— start of PROVIDED MATERIAL —
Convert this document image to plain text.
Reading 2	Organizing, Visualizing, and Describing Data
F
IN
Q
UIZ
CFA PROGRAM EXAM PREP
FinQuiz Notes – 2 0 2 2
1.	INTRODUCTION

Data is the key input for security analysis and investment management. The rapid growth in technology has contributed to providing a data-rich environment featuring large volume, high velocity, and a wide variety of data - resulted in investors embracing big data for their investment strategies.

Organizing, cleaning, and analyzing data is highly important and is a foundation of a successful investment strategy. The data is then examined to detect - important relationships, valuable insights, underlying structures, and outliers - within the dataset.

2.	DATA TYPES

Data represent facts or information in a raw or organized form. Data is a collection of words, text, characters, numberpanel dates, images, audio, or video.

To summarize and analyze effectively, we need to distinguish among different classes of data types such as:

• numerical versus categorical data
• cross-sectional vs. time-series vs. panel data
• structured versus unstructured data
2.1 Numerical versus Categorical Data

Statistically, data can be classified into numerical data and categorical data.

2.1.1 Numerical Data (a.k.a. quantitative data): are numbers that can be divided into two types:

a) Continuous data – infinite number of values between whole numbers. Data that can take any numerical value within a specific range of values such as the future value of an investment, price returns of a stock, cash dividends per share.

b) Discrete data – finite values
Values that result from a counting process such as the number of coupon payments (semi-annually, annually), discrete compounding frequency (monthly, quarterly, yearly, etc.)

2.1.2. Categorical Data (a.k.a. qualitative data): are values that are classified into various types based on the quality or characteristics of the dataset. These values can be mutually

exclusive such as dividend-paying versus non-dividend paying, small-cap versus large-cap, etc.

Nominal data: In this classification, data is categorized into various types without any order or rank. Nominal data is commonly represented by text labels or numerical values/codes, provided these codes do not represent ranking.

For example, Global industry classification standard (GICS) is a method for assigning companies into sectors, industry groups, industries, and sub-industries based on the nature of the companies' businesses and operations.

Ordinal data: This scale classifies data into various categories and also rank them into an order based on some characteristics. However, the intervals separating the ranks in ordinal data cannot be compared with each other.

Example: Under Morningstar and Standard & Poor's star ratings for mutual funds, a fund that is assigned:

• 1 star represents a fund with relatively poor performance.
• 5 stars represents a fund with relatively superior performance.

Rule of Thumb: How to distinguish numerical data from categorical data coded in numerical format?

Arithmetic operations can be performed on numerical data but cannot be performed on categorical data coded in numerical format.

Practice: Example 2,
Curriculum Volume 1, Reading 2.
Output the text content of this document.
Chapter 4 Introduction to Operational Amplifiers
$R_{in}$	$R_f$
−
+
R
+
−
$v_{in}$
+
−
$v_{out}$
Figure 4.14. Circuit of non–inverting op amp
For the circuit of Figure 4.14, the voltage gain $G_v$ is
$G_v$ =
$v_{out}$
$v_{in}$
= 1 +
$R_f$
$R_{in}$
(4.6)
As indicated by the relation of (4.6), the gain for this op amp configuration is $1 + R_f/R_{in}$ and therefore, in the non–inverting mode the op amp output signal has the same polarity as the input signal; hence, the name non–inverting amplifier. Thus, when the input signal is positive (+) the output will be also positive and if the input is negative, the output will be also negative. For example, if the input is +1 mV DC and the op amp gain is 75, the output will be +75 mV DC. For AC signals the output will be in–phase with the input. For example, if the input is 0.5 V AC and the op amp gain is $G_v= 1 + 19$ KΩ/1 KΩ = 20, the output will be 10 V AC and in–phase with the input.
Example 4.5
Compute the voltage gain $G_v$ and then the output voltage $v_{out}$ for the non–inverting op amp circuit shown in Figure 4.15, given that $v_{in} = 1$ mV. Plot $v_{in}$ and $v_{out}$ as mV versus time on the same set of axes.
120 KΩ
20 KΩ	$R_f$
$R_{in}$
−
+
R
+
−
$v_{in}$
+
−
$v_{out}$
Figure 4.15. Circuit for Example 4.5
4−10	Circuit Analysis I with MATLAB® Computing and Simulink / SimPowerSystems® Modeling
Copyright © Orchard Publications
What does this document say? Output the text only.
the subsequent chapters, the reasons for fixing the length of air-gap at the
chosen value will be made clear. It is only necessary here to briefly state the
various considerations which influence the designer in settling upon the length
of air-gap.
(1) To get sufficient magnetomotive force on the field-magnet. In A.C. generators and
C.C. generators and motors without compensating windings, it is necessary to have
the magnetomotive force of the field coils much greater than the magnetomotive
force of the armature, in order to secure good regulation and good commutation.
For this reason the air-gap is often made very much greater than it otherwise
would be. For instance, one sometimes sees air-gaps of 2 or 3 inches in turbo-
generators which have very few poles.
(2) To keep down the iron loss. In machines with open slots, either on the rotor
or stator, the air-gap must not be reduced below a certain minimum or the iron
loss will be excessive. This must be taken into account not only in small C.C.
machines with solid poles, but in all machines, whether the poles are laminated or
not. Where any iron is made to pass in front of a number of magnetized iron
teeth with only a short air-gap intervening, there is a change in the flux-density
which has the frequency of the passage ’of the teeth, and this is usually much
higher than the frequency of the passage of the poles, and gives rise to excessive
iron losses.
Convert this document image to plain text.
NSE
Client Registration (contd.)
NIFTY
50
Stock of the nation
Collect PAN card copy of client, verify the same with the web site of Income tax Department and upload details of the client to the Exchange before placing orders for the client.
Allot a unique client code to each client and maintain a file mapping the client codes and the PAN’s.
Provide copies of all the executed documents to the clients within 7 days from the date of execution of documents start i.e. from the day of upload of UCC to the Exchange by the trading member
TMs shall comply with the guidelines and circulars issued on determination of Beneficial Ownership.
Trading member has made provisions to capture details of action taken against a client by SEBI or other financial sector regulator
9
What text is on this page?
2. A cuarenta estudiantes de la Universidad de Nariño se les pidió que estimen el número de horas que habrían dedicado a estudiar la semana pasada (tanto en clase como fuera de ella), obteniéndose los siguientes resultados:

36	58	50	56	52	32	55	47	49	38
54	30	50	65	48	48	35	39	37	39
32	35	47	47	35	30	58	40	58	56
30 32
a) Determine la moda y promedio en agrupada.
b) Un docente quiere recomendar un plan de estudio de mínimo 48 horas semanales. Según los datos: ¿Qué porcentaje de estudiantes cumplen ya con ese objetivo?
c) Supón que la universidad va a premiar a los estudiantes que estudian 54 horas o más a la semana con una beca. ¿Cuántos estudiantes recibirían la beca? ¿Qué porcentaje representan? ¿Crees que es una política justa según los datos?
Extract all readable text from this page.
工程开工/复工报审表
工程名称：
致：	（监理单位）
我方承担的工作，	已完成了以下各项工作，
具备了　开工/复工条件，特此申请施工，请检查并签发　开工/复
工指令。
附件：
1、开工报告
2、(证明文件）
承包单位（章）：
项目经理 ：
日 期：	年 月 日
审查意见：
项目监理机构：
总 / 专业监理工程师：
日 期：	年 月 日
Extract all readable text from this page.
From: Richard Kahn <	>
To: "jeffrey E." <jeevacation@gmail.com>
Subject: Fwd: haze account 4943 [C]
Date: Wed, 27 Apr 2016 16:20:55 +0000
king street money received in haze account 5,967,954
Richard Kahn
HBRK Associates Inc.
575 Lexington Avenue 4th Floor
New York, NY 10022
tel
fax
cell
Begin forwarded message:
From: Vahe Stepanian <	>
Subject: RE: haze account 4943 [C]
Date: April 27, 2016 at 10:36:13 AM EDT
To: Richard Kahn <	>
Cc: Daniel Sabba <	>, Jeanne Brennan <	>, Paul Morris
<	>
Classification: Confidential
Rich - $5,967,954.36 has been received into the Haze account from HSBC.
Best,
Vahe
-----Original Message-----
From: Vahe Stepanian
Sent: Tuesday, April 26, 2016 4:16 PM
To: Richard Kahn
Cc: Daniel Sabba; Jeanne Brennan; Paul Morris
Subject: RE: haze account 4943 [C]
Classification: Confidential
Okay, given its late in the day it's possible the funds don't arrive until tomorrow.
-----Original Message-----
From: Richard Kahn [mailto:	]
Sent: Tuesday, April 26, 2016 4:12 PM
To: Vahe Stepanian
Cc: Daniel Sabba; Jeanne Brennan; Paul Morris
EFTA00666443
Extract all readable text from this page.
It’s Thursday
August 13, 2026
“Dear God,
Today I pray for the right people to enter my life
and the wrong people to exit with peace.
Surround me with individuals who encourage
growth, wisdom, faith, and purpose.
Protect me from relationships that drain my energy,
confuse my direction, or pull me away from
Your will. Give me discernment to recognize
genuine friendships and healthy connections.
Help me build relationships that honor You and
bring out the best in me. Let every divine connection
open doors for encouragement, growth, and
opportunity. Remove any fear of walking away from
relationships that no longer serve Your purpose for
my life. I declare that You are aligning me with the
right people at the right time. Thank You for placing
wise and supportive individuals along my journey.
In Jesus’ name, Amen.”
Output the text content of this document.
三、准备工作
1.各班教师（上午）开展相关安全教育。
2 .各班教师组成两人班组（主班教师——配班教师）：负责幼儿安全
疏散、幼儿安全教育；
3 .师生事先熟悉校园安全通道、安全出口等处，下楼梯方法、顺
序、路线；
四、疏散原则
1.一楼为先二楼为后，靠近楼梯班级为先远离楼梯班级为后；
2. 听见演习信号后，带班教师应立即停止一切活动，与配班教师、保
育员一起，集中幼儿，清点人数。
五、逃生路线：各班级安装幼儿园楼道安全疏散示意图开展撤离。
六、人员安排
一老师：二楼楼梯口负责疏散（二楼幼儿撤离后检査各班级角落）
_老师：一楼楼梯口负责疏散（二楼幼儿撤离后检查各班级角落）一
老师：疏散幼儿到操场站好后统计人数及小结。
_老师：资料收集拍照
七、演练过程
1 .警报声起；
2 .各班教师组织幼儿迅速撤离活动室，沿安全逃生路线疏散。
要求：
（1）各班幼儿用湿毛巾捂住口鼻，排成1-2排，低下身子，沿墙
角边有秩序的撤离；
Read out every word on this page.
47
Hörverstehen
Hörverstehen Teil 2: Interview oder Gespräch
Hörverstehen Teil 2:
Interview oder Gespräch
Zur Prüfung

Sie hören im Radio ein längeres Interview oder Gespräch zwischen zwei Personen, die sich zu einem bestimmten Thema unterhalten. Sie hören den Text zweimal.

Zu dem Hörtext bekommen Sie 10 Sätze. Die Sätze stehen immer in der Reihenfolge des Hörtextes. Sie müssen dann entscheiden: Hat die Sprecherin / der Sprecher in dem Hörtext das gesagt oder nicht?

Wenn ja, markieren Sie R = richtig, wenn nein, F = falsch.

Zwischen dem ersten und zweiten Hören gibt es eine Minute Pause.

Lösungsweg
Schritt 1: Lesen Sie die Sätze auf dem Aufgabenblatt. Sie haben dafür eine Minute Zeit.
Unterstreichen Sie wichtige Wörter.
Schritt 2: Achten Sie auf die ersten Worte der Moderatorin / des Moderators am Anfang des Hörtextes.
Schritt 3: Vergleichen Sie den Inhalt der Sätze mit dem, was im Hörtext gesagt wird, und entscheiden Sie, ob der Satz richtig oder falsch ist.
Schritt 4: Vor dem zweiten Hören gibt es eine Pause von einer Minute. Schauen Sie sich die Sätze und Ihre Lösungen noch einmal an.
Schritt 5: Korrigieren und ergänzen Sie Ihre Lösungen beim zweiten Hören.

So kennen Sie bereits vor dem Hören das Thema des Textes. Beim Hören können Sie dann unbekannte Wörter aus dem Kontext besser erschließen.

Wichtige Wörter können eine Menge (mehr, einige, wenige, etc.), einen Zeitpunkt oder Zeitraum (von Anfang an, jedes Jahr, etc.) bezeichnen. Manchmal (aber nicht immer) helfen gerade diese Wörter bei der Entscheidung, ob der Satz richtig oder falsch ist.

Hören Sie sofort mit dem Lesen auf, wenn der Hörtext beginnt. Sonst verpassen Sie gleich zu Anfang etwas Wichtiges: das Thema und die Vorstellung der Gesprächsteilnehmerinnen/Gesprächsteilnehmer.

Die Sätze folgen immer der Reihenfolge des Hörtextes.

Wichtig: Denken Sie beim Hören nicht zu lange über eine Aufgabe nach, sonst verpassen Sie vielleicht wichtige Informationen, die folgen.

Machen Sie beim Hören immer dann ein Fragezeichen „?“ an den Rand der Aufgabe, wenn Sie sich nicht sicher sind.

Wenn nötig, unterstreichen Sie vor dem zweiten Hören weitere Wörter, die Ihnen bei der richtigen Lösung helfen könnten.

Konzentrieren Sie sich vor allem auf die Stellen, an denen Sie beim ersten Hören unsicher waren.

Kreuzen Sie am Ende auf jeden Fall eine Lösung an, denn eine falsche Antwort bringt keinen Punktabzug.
— end of PROVIDED MATERIAL —
▶ [INSTRUCTIONS TO FOLLOW]: Look through the listing above. Pick out each line with "growth" and copy it.

▶ [COMPLETE OUTPUT]:
Data is the key input for security analysis and investment management. The rapid growth in technology has contributed to providing a data-rich environment featuring large volume, high velocity, and a wide variety of data - resulted in investors embracing big data for their investment strategies.
growth, wisdom, faith, and purpose.
open doors for encouragement, growth, and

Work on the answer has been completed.